→ Problem description
Report every line in the listing that contains the string "title".

[Items from a figure collection]
§ §

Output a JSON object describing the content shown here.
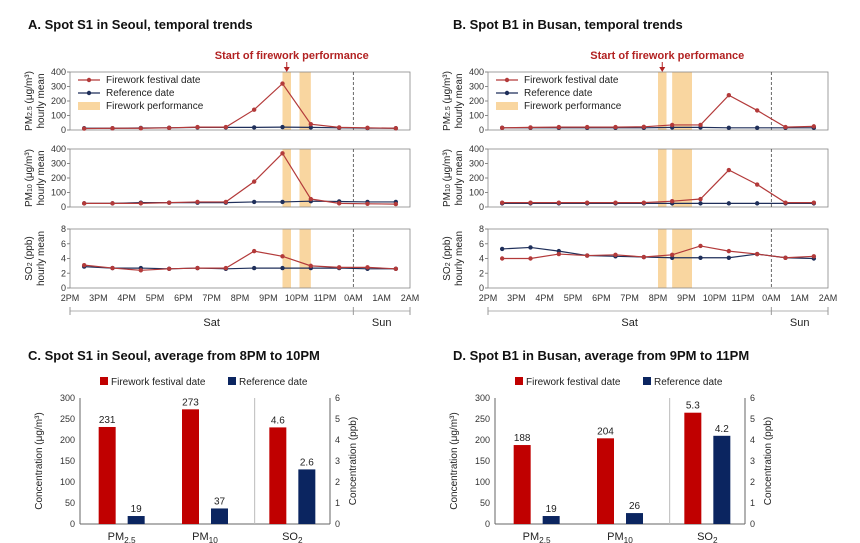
{
  "colors": {
    "festival": "#b33a3a",
    "reference": "#1f2f5a",
    "performance": "#f9d6a0",
    "bar_festival": "#c00000",
    "bar_reference": "#0b2560"
  },
  "chart_data": [
    {
      "id": "A",
      "type": "line",
      "title": "A. Spot S1 in Seoul, temporal trends",
      "annotation": "Start of firework performance",
      "legend": [
        "Firework festival date",
        "Reference date",
        "Firework performance"
      ],
      "x_tick_labels": [
        "2PM",
        "3PM",
        "4PM",
        "5PM",
        "6PM",
        "7PM",
        "8PM",
        "9PM",
        "10PM",
        "11PM",
        "0AM",
        "1AM",
        "2AM"
      ],
      "x_points": [
        0.5,
        1.5,
        2.5,
        3.5,
        4.5,
        5.5,
        6.5,
        7.5,
        8.5,
        9.5,
        10.5,
        11.5
      ],
      "day_labels": [
        "Sat",
        "Sun"
      ],
      "day_split": 10,
      "performance_bands": [
        [
          7.5,
          7.8
        ],
        [
          8.1,
          8.5
        ]
      ],
      "subplots": [
        {
          "ylabel": [
            "PM2.5 (μg/m³)",
            "hourly mean"
          ],
          "ylim": [
            0,
            400
          ],
          "yticks": [
            0,
            100,
            200,
            300,
            400
          ],
          "festival": [
            10,
            12,
            12,
            15,
            20,
            20,
            140,
            320,
            40,
            18,
            15,
            12
          ],
          "reference": [
            12,
            12,
            14,
            15,
            18,
            18,
            18,
            20,
            18,
            15,
            13,
            12
          ]
        },
        {
          "ylabel": [
            "PM10 (μg/m³)",
            "hourly mean"
          ],
          "ylim": [
            0,
            400
          ],
          "yticks": [
            0,
            100,
            200,
            300,
            400
          ],
          "festival": [
            25,
            25,
            25,
            30,
            35,
            35,
            175,
            370,
            55,
            25,
            22,
            20
          ],
          "reference": [
            25,
            25,
            30,
            30,
            30,
            30,
            35,
            35,
            40,
            38,
            35,
            35
          ]
        },
        {
          "ylabel": [
            "SO2 (ppb)",
            "hourly mean"
          ],
          "ylim": [
            0,
            8
          ],
          "yticks": [
            0,
            2,
            4,
            6,
            8
          ],
          "festival": [
            3.1,
            2.7,
            2.4,
            2.6,
            2.7,
            2.7,
            5.0,
            4.3,
            3.0,
            2.8,
            2.8,
            2.6
          ],
          "reference": [
            2.9,
            2.7,
            2.7,
            2.6,
            2.7,
            2.6,
            2.7,
            2.7,
            2.7,
            2.7,
            2.6,
            2.6
          ]
        }
      ]
    },
    {
      "id": "B",
      "type": "line",
      "title": "B. Spot B1 in Busan, temporal trends",
      "annotation": "Start of firework performance",
      "legend": [
        "Firework festival date",
        "Reference date",
        "Firework performance"
      ],
      "x_tick_labels": [
        "2PM",
        "3PM",
        "4PM",
        "5PM",
        "6PM",
        "7PM",
        "8PM",
        "9PM",
        "10PM",
        "11PM",
        "0AM",
        "1AM",
        "2AM"
      ],
      "x_points": [
        0.5,
        1.5,
        2.5,
        3.5,
        4.5,
        5.5,
        6.5,
        7.5,
        8.5,
        9.5,
        10.5,
        11.5
      ],
      "day_labels": [
        "Sat",
        "Sun"
      ],
      "day_split": 10,
      "performance_bands": [
        [
          6.0,
          6.3
        ],
        [
          6.5,
          7.2
        ]
      ],
      "subplots": [
        {
          "ylabel": [
            "PM2.5 (μg/m³)",
            "hourly mean"
          ],
          "ylim": [
            0,
            400
          ],
          "yticks": [
            0,
            100,
            200,
            300,
            400
          ],
          "festival": [
            15,
            18,
            20,
            20,
            20,
            22,
            35,
            35,
            240,
            135,
            20,
            25
          ],
          "reference": [
            15,
            15,
            15,
            15,
            15,
            15,
            18,
            18,
            15,
            15,
            15,
            15
          ]
        },
        {
          "ylabel": [
            "PM10 (μg/m³)",
            "hourly mean"
          ],
          "ylim": [
            0,
            400
          ],
          "yticks": [
            0,
            100,
            200,
            300,
            400
          ],
          "festival": [
            30,
            30,
            30,
            30,
            30,
            30,
            40,
            55,
            255,
            155,
            30,
            30
          ],
          "reference": [
            25,
            25,
            25,
            25,
            25,
            25,
            25,
            25,
            25,
            25,
            25,
            25
          ]
        },
        {
          "ylabel": [
            "SO2 (ppb)",
            "hourly mean"
          ],
          "ylim": [
            0,
            8
          ],
          "yticks": [
            0,
            2,
            4,
            6,
            8
          ],
          "festival": [
            4.0,
            4.0,
            4.6,
            4.4,
            4.5,
            4.2,
            4.5,
            5.7,
            5.0,
            4.6,
            4.1,
            4.3
          ],
          "reference": [
            5.3,
            5.5,
            5.0,
            4.4,
            4.3,
            4.2,
            4.1,
            4.1,
            4.1,
            4.6,
            4.1,
            4.0
          ]
        }
      ]
    },
    {
      "id": "C",
      "type": "bar",
      "title": "C. Spot S1 in Seoul, average from 8PM to 10PM",
      "categories": [
        "PM2.5",
        "PM10",
        "SO2"
      ],
      "series": [
        {
          "name": "Firework festival date",
          "values": [
            231,
            273,
            4.6
          ]
        },
        {
          "name": "Reference date",
          "values": [
            19,
            37,
            2.6
          ]
        }
      ],
      "data_labels": [
        [
          "231",
          "273",
          "4.6"
        ],
        [
          "19",
          "37",
          "2.6"
        ]
      ],
      "ylabel_left": "Concentration (μg/m³)",
      "ylim_left": [
        0,
        300
      ],
      "yticks_left": [
        0,
        50,
        100,
        150,
        200,
        250,
        300
      ],
      "ylabel_right": "Concentration (ppb)",
      "ylim_right": [
        0,
        6
      ],
      "yticks_right": [
        0,
        1,
        2,
        3,
        4,
        5,
        6
      ]
    },
    {
      "id": "D",
      "type": "bar",
      "title": "D. Spot B1 in Busan, average from 9PM to 11PM",
      "categories": [
        "PM2.5",
        "PM10",
        "SO2"
      ],
      "series": [
        {
          "name": "Firework festival date",
          "values": [
            188,
            204,
            5.3
          ]
        },
        {
          "name": "Reference date",
          "values": [
            19,
            26,
            4.2
          ]
        }
      ],
      "data_labels": [
        [
          "188",
          "204",
          "5.3"
        ],
        [
          "19",
          "26",
          "4.2"
        ]
      ],
      "ylabel_left": "Concentration (μg/m³)",
      "ylim_left": [
        0,
        300
      ],
      "yticks_left": [
        0,
        50,
        100,
        150,
        200,
        250,
        300
      ],
      "ylabel_right": "Concentration (ppb)",
      "ylim_right": [
        0,
        6
      ],
      "yticks_right": [
        0,
        1,
        2,
        3,
        4,
        5,
        6
      ]
    }
  ]
}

§ §

→ Task answer
      "title": "A. Spot S1 in Seoul, temporal trends",
      "title": "B. Spot B1 in Busan, temporal trends",
      "title": "C. Spot S1 in Seoul, average from 8PM to 10PM",
      "title": "D. Spot B1 in Busan, average from 9PM to 11PM",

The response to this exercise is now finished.